◆ **Records supplied**:
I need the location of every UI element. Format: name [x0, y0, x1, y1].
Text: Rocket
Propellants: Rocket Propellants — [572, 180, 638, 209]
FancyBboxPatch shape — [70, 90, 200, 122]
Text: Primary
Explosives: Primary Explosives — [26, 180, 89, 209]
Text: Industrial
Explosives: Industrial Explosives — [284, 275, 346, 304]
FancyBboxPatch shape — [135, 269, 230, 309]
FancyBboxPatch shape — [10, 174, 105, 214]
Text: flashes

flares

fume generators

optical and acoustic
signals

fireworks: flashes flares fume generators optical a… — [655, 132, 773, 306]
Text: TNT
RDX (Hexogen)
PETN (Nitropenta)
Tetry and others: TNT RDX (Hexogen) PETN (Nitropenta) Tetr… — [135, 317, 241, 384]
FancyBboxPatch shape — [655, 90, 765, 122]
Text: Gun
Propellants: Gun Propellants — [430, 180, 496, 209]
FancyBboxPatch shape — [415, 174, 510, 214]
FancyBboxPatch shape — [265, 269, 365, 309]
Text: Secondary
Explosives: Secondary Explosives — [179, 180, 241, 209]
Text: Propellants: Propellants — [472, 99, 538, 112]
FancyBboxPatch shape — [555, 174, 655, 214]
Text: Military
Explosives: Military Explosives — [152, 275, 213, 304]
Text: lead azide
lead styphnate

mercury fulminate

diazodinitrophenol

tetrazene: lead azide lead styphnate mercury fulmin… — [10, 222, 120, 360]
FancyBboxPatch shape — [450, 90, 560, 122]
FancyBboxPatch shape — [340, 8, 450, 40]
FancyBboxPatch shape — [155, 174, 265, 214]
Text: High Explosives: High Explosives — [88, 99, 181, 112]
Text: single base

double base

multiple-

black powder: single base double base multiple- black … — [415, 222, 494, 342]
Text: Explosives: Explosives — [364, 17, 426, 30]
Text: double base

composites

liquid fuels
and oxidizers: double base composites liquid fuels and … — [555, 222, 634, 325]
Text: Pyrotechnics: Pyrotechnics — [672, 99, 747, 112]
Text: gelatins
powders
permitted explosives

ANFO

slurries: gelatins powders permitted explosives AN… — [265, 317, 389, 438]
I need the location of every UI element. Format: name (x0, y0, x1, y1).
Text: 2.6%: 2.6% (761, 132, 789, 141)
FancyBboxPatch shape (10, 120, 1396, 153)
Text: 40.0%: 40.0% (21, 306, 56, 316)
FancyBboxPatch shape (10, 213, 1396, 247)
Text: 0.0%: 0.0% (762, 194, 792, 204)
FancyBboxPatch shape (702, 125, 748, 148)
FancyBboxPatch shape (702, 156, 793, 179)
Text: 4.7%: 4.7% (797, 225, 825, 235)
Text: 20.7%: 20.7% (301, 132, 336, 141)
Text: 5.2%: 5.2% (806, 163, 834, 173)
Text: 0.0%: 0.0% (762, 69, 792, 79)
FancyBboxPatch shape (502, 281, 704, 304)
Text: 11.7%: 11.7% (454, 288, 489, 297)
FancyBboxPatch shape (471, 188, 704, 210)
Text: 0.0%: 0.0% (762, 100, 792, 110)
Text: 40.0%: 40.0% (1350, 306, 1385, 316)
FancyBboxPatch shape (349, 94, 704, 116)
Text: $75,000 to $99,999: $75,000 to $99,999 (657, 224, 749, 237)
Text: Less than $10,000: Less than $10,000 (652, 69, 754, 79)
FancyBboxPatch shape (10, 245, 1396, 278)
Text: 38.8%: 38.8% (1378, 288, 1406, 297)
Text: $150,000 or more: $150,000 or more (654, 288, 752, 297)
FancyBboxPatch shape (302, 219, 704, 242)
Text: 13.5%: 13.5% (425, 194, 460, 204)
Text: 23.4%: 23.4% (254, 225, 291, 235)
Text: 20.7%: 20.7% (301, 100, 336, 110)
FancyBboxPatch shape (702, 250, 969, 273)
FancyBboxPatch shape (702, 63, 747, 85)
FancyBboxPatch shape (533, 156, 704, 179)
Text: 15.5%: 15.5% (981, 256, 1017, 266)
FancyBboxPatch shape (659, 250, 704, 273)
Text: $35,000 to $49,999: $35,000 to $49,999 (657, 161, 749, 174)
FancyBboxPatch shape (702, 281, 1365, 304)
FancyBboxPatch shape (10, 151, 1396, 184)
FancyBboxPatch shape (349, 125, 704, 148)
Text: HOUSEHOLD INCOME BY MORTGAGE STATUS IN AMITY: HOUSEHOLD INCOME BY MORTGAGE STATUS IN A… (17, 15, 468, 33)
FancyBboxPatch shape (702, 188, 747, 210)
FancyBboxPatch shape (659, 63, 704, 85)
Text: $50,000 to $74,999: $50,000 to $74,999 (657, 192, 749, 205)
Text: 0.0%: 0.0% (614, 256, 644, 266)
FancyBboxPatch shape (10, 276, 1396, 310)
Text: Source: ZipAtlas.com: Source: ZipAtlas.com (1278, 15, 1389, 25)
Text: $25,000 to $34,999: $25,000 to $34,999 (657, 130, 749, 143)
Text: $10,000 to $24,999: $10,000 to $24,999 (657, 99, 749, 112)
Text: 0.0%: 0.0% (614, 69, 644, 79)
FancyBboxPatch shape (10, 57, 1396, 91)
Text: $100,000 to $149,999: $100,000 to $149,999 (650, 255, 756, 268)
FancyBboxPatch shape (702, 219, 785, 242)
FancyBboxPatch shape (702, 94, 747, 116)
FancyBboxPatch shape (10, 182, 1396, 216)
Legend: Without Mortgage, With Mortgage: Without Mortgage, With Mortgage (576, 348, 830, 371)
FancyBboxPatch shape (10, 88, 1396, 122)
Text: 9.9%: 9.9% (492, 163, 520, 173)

◆ **Exercise instructions**: Please put each line of the listing above into a Markdown table with the columns Row and Line. Number the rows in order and leave out blank lines.

◆ **Answer**:
| Row | Line |
|---|---|
| 1 | I need the location of every UI element. Format: name [x0, y0, x1, y1]. |
| 2 | Text: Rocket |
| 3 | Propellants: Rocket Propellants — [572, 180, 638, 209] |
| 4 | FancyBboxPatch shape — [70, 90, 200, 122] |
| 5 | Text: Primary |
| 6 | Explosives: Primary Explosives — [26, 180, 89, 209] |
| 7 | Text: Industrial |
| 8 | Explosives: Industrial Explosives — [284, 275, 346, 304] |
| 9 | FancyBboxPatch shape — [135, 269, 230, 309] |
| 10 | FancyBboxPatch shape — [10, 174, 105, 214] |
| 11 | Text: flashes |
| 12 | flares |
| 13 | fume generators |
| 14 | optical and acoustic |
| 15 | signals |
| 16 | fireworks: flashes flares fume generators optical a… — [655, 132, 773, 306] |
| 17 | Text: TNT |
| 18 | RDX (Hexogen) |
| 19 | PETN (Nitropenta) |
| 20 | Tetry and others: TNT RDX (Hexogen) PETN (Nitropenta) Tetr… — [135, 317, 241, 384] |
| 21 | FancyBboxPatch shape — [655, 90, 765, 122] |
| 22 | Text: Gun |
| 23 | Propellants: Gun Propellants — [430, 180, 496, 209] |
| 24 | FancyBboxPatch shape — [415, 174, 510, 214] |
| 25 | FancyBboxPatch shape — [265, 269, 365, 309] |
| 26 | Text: Secondary |
| 27 | Explosives: Secondary Explosives — [179, 180, 241, 209] |
| 28 | Text: Propellants: Propellants — [472, 99, 538, 112] |
| 29 | FancyBboxPatch shape — [555, 174, 655, 214] |
| 30 | Text: Military |
| 31 | Explosives: Military Explosives — [152, 275, 213, 304] |
| 32 | Text: lead azide |
| 33 | lead styphnate |
| 34 | mercury fulminate |
| 35 | diazodinitrophenol |
| 36 | tetrazene: lead azide lead styphnate mercury fulmin… — [10, 222, 120, 360] |
| 37 | FancyBboxPatch shape — [450, 90, 560, 122] |
| 38 | FancyBboxPatch shape — [340, 8, 450, 40] |
| 39 | FancyBboxPatch shape — [155, 174, 265, 214] |
| 40 | Text: High Explosives: High Explosives — [88, 99, 181, 112] |
| 41 | Text: single base |
| 42 | double base |
| 43 | multiple- |
| 44 | black powder: single base double base multiple- black … — [415, 222, 494, 342] |
| 45 | Text: Explosives: Explosives — [364, 17, 426, 30] |
| 46 | Text: double base |
| 47 | composites |
| 48 | liquid fuels |
| 49 | and oxidizers: double base composites liquid fuels and … — [555, 222, 634, 325] |
| 50 | Text: Pyrotechnics: Pyrotechnics — [672, 99, 747, 112] |
| 51 | Text: gelatins |
| 52 | powders |
| 53 | permitted explosives |
| 54 | ANFO |
| 55 | slurries: gelatins powders permitted explosives AN… — [265, 317, 389, 438] |
| 56 | I need the location of every UI element. Format: name (x0, y0, x1, y1). |
| 57 | Text: 2.6%: 2.6% (761, 132, 789, 141) |
| 58 | FancyBboxPatch shape (10, 120, 1396, 153) |
| 59 | Text: 40.0%: 40.0% (21, 306, 56, 316) |
| 60 | FancyBboxPatch shape (10, 213, 1396, 247) |
| 61 | Text: 0.0%: 0.0% (762, 194, 792, 204) |
| 62 | FancyBboxPatch shape (702, 125, 748, 148) |
| 63 | FancyBboxPatch shape (702, 156, 793, 179) |
| 64 | Text: 4.7%: 4.7% (797, 225, 825, 235) |
| 65 | Text: 20.7%: 20.7% (301, 132, 336, 141) |
| 66 | Text: 5.2%: 5.2% (806, 163, 834, 173) |
| 67 | Text: 0.0%: 0.0% (762, 69, 792, 79) |
| 68 | FancyBboxPatch shape (502, 281, 704, 304) |
| 69 | Text: 11.7%: 11.7% (454, 288, 489, 297) |
| 70 | FancyBboxPatch shape (471, 188, 704, 210) |
| 71 | Text: 0.0%: 0.0% (762, 100, 792, 110) |
| 72 | Text: 40.0%: 40.0% (1350, 306, 1385, 316) |
| 73 | FancyBboxPatch shape (349, 94, 704, 116) |
| 74 | Text: $75,000 to $99,999: $75,000 to $99,999 (657, 224, 749, 237) |
| 75 | Text: Less than $10,000: Less than $10,000 (652, 69, 754, 79) |
| 76 | FancyBboxPatch shape (10, 245, 1396, 278) |
| 77 | Text: 38.8%: 38.8% (1378, 288, 1406, 297) |
| 78 | Text: $150,000 or more: $150,000 or more (654, 288, 752, 297) |
| 79 | FancyBboxPatch shape (302, 219, 704, 242) |
| 80 | Text: 13.5%: 13.5% (425, 194, 460, 204) |
| 81 | Text: 23.4%: 23.4% (254, 225, 291, 235) |
| 82 | Text: 20.7%: 20.7% (301, 100, 336, 110) |
| 83 | FancyBboxPatch shape (702, 250, 969, 273) |
| 84 | FancyBboxPatch shape (702, 63, 747, 85) |
| 85 | FancyBboxPatch shape (533, 156, 704, 179) |
| 86 | Text: 15.5%: 15.5% (981, 256, 1017, 266) |
| 87 | FancyBboxPatch shape (659, 250, 704, 273) |
| 88 | Text: $35,000 to $49,999: $35,000 to $49,999 (657, 161, 749, 174) |
| 89 | FancyBboxPatch shape (702, 281, 1365, 304) |
| 90 | FancyBboxPatch shape (10, 151, 1396, 184) |
| 91 | FancyBboxPatch shape (349, 125, 704, 148) |
| 92 | Text: HOUSEHOLD INCOME BY MORTGAGE STATUS IN AMITY: HOUSEHOLD INCOME BY MORTGAGE STATUS IN A… (17, 15, 468, 33) |
| 93 | FancyBboxPatch shape (702, 188, 747, 210) |
| 94 | FancyBboxPatch shape (659, 63, 704, 85) |
| 95 | Text: $50,000 to $74,999: $50,000 to $74,999 (657, 192, 749, 205) |
| 96 | Text: 0.0%: 0.0% (614, 256, 644, 266) |
| 97 | FancyBboxPatch shape (10, 276, 1396, 310) |
| 98 | Text: Source: ZipAtlas.com: Source: ZipAtlas.com (1278, 15, 1389, 25) |
| 99 | Text: $25,000 to $34,999: $25,000 to $34,999 (657, 130, 749, 143) |
| 100 | Text: $10,000 to $24,999: $10,000 to $24,999 (657, 99, 749, 112) |
| 101 | Text: 0.0%: 0.0% (614, 69, 644, 79) |
| 102 | FancyBboxPatch shape (10, 57, 1396, 91) |
| 103 | Text: $100,000 to $149,999: $100,000 to $149,999 (650, 255, 756, 268) |
| 104 | FancyBboxPatch shape (702, 219, 785, 242) |
| 105 | FancyBboxPatch shape (702, 94, 747, 116) |
| 106 | FancyBboxPatch shape (10, 182, 1396, 216) |
| 107 | Legend: Without Mortgage, With Mortgage: Without Mortgage, With Mortgage (576, 348, 830, 371) |
| 108 | FancyBboxPatch shape (10, 88, 1396, 122) |
| 109 | Text: 9.9%: 9.9% (492, 163, 520, 173) |